> **Stated goal**
Type out all the records word for word. Any pictures are to be left out.

> **Records shown**
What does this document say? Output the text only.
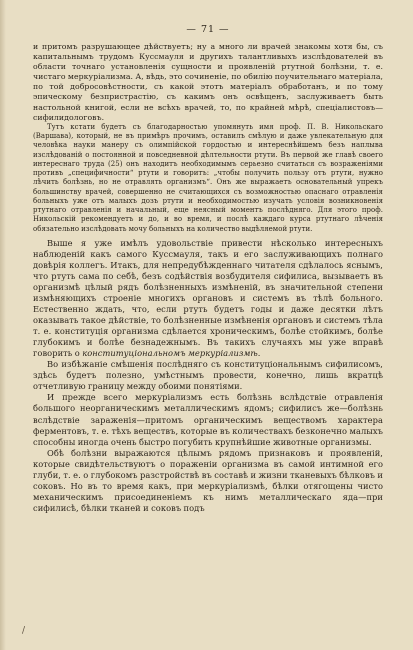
— 71 —

и притомъ разрушающее дѣйствуетъ; ну а много ли врачей знакомы хотя бы, съ капитальнымъ трудомъ Куссмауля и другихъ талантливыхъ изслѣдователей въ области точнаго установленія сущности и проявленій ртутной болѣзни, т. е. чистаго меркуріализма. А, вѣдь, это сочиненіе, по обилію поучительнаго матеріала, по той добросовѣстности, съ какой этотъ матеріалъ обработанъ, и по тому эпическому безпристрастію, съ какимъ онъ освѣщенъ, заслуживаетъ быть настольной книгой, если не всѣхъ врачей, то, по крайней мѣрѣ, спеціалистовъ—сифилидологовъ.

Тутъ кстати будетъ съ благодарностью упомянуть имя проф. П. В. Никольскаго (Варшава), который, не въ примѣръ прочимъ, оставилъ смѣлую и даже увлекательную для человѣка науки манеру съ олимпійской гордостью и интереснѣйшемъ безъ наплыва изслѣдованій о постоянной и повседневной дѣлтельности ртути. Въ первой же главѣ своего интереснаго труда (25) онъ находитъ необходимымъ серьезно считаться съ возраженіями противъ „специфичности“ ртути и говоритъ: „чтобы получить пользу отъ ртути, нужно лѣчить болѣзнь, но не отравлять организмъ“. Онъ же выражаетъ основательный упрекъ большинству врачей, совершенно не считающихся съ возможностью опаснаго отравленія больныхъ уже отъ малыхъ дозъ ртути и необходимостью изучать условія возникновенія ртутнаго отравленія и начальный, еще неясный моментъ послѣдняго. Для этого проф. Никольскій рекомендуетъ и до, и во время, и послѣ каждаго курса ртутнаго лѣченія обязательно изслѣдовать мочу больныхъ на количество выдѣляемой ртути.

Выше я уже имѣлъ удовольствіе привести нѣсколько интересныхъ наблюденій какъ самого Куссмауля, такъ и его заслуживающихъ полнаго довѣрія коллегъ. Итакъ, для непредубѣжденнаго читателя сдѣлалось яснымъ, что ртуть сама по себѣ, безъ содѣйствія возбудителя сифилиса, вызываетъ въ организмѣ цѣлый рядъ болѣзненныхъ измѣненій, въ значительной степени измѣняющихъ строеніе многихъ органовъ и системъ въ тѣлѣ больного. Естественно ждать, что, если ртуть будетъ годы и даже десятки лѣтъ оказывать такое дѣйствіе, то болѣзненные измѣненія органовъ и системъ тѣла т. е. конституція организма сдѣлается хроническимъ, болѣе стойкимъ, болѣе глубокимъ и болѣе безнадежнымъ. Въ такихъ случаяхъ мы уже вправѣ говорить о конституціональномъ меркуріализмѣ.

Во избѣжаніе смѣшенія послѣдняго съ конституціональнымъ сифилисомъ, здѣсь будетъ полезно, умѣстнымъ провести, конечно, лишь вкратцѣ отчетливую границу между обоими понятіями.

И прежде всего меркуріализмъ есть болѣзнь вслѣдствіе отравленія большого неорганическимъ металлическимъ ядомъ; сифилисъ же—болѣзнь вслѣдствіе зараженія—притомъ органическимъ веществомъ характера ферментовъ, т. е. тѣхъ веществъ, которые въ количествахъ безконечно малыхъ способны иногда очень быстро погубить крупнѣйшие животные организмы.

Обѣ болѣзни выражаются цѣлымъ рядомъ признаковъ и проявленій, которые свидѣтельствуютъ о пораженіи организма въ самой интимной его глуби, т. е. о глубокомъ разстройствѣ въ составѣ и жизни тканевыхъ бѣлковъ и соковъ. Но въ то время какъ, при меркуріализмѣ, бѣлки отягощены чисто механическимъ присоединеніемъ къ нимъ металлическаго яда—при сифилисѣ, бѣлки тканей и соковъ подъ

/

> **Output**
What does this document say? Output the text only.
— 71 —

и притомъ разрушающее дѣйствуетъ; ну а много ли врачей знакомы хотя бы, съ капитальнымъ трудомъ Куссмауля и другихъ талантливыхъ изслѣдователей въ области точнаго установленія сущности и проявленій ртутной болѣзни, т. е. чистаго меркуріализма. А, вѣдь, это сочиненіе, по обилію поучительнаго матеріала, по той добросовѣстности, съ какой этотъ матеріалъ обработанъ, и по тому эпическому безпристрастію, съ какимъ онъ освѣщенъ, заслуживаетъ быть настольной книгой, если не всѣхъ врачей, то, по крайней мѣрѣ, спеціалистовъ—сифилидологовъ.

Тутъ кстати будетъ съ благодарностью упомянуть имя проф. П. В. Никольскаго (Варшава), который, не въ примѣръ прочимъ, оставилъ смѣлую и даже увлекательную для человѣка науки манеру съ олимпійской гордостью и интереснѣйшемъ безъ наплыва изслѣдованій о постоянной и повседневной дѣлтельности ртути. Въ первой же главѣ своего интереснаго труда (25) онъ находитъ необходимымъ серьезно считаться съ возраженіями противъ „специфичности“ ртути и говоритъ: „чтобы получить пользу отъ ртути, нужно лѣчить болѣзнь, но не отравлять организмъ“. Онъ же выражаетъ основательный упрекъ большинству врачей, совершенно не считающихся съ возможностью опаснаго отравленія больныхъ уже отъ малыхъ дозъ ртути и необходимостью изучать условія возникновенія ртутнаго отравленія и начальный, еще неясный моментъ послѣдняго. Для этого проф. Никольскій рекомендуетъ и до, и во время, и послѣ каждаго курса ртутнаго лѣченія обязательно изслѣдовать мочу больныхъ на количество выдѣляемой ртути.

Выше я уже имѣлъ удовольствіе привести нѣсколько интересныхъ наблюденій какъ самого Куссмауля, такъ и его заслуживающихъ полнаго довѣрія коллегъ. Итакъ, для непредубѣжденнаго читателя сдѣлалось яснымъ, что ртуть сама по себѣ, безъ содѣйствія возбудителя сифилиса, вызываетъ въ организмѣ цѣлый рядъ болѣзненныхъ измѣненій, въ значительной степени измѣняющихъ строеніе многихъ органовъ и системъ въ тѣлѣ больного. Естественно ждать, что, если ртуть будетъ годы и даже десятки лѣтъ оказывать такое дѣйствіе, то болѣзненные измѣненія органовъ и системъ тѣла т. е. конституція организма сдѣлается хроническимъ, болѣе стойкимъ, болѣе глубокимъ и болѣе безнадежнымъ. Въ такихъ случаяхъ мы уже вправѣ говорить о конституціональномъ меркуріализмѣ.

Во избѣжаніе смѣшенія послѣдняго съ конституціональнымъ сифилисомъ, здѣсь будетъ полезно, умѣстнымъ провести, конечно, лишь вкратцѣ отчетливую границу между обоими понятіями.

И прежде всего меркуріализмъ есть болѣзнь вслѣдствіе отравленія большого неорганическимъ металлическимъ ядомъ; сифилисъ же—болѣзнь вслѣдствіе зараженія—притомъ органическимъ веществомъ характера ферментовъ, т. е. тѣхъ веществъ, которые въ количествахъ безконечно малыхъ способны иногда очень быстро погубить крупнѣйшие животные организмы.

Обѣ болѣзни выражаются цѣлымъ рядомъ признаковъ и проявленій, которые свидѣтельствуютъ о пораженіи организма въ самой интимной его глуби, т. е. о глубокомъ разстройствѣ въ составѣ и жизни тканевыхъ бѣлковъ и соковъ. Но въ то время какъ, при меркуріализмѣ, бѣлки отягощены чисто механическимъ присоединеніемъ къ нимъ металлическаго яда—при сифилисѣ, бѣлки тканей и соковъ подъ

/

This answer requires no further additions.